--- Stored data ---
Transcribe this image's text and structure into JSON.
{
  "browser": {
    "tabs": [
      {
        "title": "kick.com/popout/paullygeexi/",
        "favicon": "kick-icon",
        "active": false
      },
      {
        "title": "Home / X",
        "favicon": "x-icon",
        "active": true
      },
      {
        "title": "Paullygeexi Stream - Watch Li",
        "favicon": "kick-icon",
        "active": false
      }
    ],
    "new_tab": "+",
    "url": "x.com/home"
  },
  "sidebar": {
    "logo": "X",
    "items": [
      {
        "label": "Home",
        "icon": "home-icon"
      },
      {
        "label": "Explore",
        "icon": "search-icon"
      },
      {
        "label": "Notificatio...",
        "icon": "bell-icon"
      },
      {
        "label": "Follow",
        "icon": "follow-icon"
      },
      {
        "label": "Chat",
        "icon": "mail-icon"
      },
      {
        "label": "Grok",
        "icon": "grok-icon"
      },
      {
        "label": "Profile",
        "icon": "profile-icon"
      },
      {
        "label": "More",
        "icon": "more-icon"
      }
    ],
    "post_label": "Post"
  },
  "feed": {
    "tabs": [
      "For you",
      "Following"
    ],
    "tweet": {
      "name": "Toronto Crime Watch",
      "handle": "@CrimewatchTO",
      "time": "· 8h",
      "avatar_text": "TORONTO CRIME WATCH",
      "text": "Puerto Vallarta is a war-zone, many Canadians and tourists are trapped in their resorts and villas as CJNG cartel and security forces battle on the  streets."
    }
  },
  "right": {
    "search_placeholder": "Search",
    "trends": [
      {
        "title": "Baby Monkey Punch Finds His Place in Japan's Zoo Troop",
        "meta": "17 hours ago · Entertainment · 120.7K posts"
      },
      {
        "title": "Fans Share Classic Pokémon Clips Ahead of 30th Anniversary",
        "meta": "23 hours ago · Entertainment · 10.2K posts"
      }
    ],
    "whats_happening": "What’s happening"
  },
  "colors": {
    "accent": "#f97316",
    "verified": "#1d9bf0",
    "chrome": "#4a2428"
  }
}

--- Work required ---
Print all of the entries exactly as they appear.

--- Correct result ---
Transcribe this image's text and structure into JSON.
{
  "browser": {
    "tabs": [
      {
        "title": "kick.com/popout/paullygeexi/",
        "favicon": "kick-icon",
        "active": false
      },
      {
        "title": "Home / X",
        "favicon": "x-icon",
        "active": true
      },
      {
        "title": "Paullygeexi Stream - Watch Li",
        "favicon": "kick-icon",
        "active": false
      }
    ],
    "new_tab": "+",
    "url": "x.com/home"
  },
  "sidebar": {
    "logo": "X",
    "items": [
      {
        "label": "Home",
        "icon": "home-icon"
      },
      {
        "label": "Explore",
        "icon": "search-icon"
      },
      {
        "label": "Notificatio...",
        "icon": "bell-icon"
      },
      {
        "label": "Follow",
        "icon": "follow-icon"
      },
      {
        "label": "Chat",
        "icon": "mail-icon"
      },
      {
        "label": "Grok",
        "icon": "grok-icon"
      },
      {
        "label": "Profile",
        "icon": "profile-icon"
      },
      {
        "label": "More",
        "icon": "more-icon"
      }
    ],
    "post_label": "Post"
  },
  "feed": {
    "tabs": [
      "For you",
      "Following"
    ],
    "tweet": {
      "name": "Toronto Crime Watch",
      "handle": "@CrimewatchTO",
      "time": "· 8h",
      "avatar_text": "TORONTO CRIME WATCH",
      "text": "Puerto Vallarta is a war-zone, many Canadians and tourists are trapped in their resorts and villas as CJNG cartel and security forces battle on the  streets."
    }
  },
  "right": {
    "search_placeholder": "Search",
    "trends": [
      {
        "title": "Baby Monkey Punch Finds His Place in Japan's Zoo Troop",
        "meta": "17 hours ago · Entertainment · 120.7K posts"
      },
      {
        "title": "Fans Share Classic Pokémon Clips Ahead of 30th Anniversary",
        "meta": "23 hours ago · Entertainment · 10.2K posts"
      }
    ],
    "whats_happening": "What’s happening"
  },
  "colors": {
    "accent": "#f97316",
    "verified": "#1d9bf0",
    "chrome": "#4a2428"
  }
}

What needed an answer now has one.